List of tasks:
**1.** Transcribe the essay on drug commercials between "Have you ever" and "thing for you.", inclusive.
**2.** Pick up the essay on drug commercials after its final sentence and carry it forward.

Side Effects Worth the Cure?

Ask Your Doctor

Surely you have seen the commercials on television. They advertise different medications meant to do everything from grow hair to end hot flashes. And at the end of every commercial you hear, “Ask your doctor if ******** is right for you!”

Right for me? Ask my doctor? OK, maybe I will.

“Dr. Close (my general physician), can I ask you something? I saw an add for female hormone replacement medication. Is it right for me?”

A New Disease

I can’t tell you how many times I have watched a commercial and said to myself, “Where did that disease come from? Is it common? Could I be suffering from it? Will I get to wear a colored ribbon?”

Have you ever heard of Trihemamasticular Disease? I googled it – nothing came up. But that doesn’t mean there isn’t an advertisement in the works. At this very moment, there is probably a pill being made which promises to alleviate the symptoms of Trihemamasticular Disease. And if there is, rest assured it will be the best thing for you.

Provided data:
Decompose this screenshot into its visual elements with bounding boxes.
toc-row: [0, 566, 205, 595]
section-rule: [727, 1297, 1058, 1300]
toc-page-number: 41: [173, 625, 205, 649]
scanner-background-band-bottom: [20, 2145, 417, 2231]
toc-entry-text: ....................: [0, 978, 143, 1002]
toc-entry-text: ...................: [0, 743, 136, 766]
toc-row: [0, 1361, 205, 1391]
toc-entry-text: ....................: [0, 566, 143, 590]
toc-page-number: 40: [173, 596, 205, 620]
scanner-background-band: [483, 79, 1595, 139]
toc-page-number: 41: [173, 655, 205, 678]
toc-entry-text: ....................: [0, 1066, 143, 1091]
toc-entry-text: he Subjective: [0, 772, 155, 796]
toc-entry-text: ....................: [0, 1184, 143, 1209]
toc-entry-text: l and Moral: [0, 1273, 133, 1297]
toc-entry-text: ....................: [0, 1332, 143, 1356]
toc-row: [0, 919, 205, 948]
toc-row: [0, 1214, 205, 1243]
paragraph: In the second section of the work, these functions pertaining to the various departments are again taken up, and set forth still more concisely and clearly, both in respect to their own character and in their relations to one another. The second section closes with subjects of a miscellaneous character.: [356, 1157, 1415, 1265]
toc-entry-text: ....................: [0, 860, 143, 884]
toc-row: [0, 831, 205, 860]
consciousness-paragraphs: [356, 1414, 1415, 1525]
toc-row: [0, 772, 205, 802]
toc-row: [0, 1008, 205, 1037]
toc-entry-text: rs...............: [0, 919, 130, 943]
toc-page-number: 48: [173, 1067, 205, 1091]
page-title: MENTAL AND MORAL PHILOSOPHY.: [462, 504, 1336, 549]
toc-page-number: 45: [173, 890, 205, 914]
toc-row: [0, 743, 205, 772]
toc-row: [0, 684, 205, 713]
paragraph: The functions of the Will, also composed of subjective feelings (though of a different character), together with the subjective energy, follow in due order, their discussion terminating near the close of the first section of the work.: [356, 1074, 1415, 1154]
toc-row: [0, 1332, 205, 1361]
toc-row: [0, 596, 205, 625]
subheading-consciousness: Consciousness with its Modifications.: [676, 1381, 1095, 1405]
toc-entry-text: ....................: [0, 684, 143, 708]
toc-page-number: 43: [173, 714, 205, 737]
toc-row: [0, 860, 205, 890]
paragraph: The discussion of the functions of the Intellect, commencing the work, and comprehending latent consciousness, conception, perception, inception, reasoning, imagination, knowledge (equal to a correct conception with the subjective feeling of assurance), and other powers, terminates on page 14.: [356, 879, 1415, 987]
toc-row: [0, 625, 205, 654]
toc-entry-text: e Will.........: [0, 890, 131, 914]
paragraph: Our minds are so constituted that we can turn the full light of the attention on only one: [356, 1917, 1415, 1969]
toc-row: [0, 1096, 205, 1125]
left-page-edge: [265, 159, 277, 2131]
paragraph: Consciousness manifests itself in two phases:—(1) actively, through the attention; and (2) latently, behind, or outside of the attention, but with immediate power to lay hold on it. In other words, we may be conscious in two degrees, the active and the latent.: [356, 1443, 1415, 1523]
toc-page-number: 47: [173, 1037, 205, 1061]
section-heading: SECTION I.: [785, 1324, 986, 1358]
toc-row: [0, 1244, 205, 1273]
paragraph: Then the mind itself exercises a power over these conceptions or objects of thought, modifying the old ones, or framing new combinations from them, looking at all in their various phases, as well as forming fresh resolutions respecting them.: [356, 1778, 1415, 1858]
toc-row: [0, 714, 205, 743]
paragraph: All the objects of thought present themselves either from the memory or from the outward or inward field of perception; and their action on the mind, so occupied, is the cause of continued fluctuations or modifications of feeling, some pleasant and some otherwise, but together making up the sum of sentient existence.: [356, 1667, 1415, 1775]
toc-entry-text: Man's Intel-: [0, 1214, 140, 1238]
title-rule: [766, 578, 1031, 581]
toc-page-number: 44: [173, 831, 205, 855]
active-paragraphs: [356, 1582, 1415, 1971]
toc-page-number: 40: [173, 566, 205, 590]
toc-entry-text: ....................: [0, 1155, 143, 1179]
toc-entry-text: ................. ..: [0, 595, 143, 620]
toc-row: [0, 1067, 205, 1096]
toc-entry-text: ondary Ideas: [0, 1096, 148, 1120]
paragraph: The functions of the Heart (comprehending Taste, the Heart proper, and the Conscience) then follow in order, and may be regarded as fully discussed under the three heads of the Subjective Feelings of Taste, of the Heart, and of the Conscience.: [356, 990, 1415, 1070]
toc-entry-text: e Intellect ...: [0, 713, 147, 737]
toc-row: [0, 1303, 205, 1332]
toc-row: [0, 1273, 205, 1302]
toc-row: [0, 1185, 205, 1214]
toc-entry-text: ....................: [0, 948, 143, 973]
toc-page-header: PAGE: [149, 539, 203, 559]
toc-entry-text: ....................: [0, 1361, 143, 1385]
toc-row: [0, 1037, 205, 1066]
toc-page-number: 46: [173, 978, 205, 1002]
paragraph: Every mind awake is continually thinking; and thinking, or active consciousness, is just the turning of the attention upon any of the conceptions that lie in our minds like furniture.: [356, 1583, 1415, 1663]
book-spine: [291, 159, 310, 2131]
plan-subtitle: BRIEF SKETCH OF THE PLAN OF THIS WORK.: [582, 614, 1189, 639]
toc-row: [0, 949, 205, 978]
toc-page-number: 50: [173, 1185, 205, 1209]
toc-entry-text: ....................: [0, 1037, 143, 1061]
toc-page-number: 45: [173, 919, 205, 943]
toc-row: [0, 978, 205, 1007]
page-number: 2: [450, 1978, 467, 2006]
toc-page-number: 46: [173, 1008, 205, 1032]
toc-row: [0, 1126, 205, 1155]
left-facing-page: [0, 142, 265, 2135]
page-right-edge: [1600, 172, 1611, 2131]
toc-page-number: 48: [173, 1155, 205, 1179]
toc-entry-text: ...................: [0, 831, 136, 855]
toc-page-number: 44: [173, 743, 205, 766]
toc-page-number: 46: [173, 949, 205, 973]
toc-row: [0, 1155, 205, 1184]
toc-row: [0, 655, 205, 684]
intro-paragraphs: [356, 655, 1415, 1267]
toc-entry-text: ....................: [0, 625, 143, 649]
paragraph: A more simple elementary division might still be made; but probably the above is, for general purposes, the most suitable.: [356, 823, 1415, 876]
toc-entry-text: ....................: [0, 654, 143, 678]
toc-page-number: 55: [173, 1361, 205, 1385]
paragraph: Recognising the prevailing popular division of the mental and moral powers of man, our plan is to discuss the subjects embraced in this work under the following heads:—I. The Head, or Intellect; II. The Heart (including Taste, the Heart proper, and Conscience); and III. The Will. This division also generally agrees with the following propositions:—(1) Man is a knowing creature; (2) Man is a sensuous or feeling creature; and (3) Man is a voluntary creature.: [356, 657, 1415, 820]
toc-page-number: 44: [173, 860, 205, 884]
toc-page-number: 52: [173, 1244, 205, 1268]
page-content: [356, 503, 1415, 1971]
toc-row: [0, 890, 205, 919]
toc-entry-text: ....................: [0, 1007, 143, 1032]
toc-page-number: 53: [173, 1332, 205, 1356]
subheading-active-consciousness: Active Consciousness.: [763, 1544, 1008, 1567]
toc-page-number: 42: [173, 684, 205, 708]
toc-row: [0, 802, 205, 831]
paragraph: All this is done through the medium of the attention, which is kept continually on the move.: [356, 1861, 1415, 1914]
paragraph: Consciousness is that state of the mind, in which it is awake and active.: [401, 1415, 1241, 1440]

Answers to each task:
**1.**
Have you ever heard of Trihemamasticular Disease? I googled it – nothing came up. But that doesn’t mean there isn’t an advertisement in the works. At this very moment, there is probably a pill being made which promises to alleviate the symptoms of Trihemamasticular Disease. And if there is, rest assured it will be the best thing for you.

**2.**
Just be aware of the side effects…

  • Common side effects may include the following: nausea, indigestion, coughing, dry mouth, ringing in the ears, and a runny nose.
  • Don’t be alarmed if you experience: watery eyes, hair loss, brittle teeth, a craving for oysters, bleeding gums, or stinky feet. These symptoms are usually temporary.
  • Stop using this medication if you begin to experience: a reddening of your ear lobes, tooth loss, finger loss, memory loss, or financial loss.
  • Avoid the following while taking this medication: leather, crayons, animal fat, peanut butter, aspirin, attitudes, children, loud noises, butterfly feces, clowns, and purified water.
  • Get medical attention immediately if you begin to experience: hives, swelling of the left knee, suicidal thoughts, thoughts of starting over, unknown tongues, a desire to star in a reality show, rapid breathing, breathing through a straw while submerged in a river, thoughts of voting Democrat, or a craving for pickles.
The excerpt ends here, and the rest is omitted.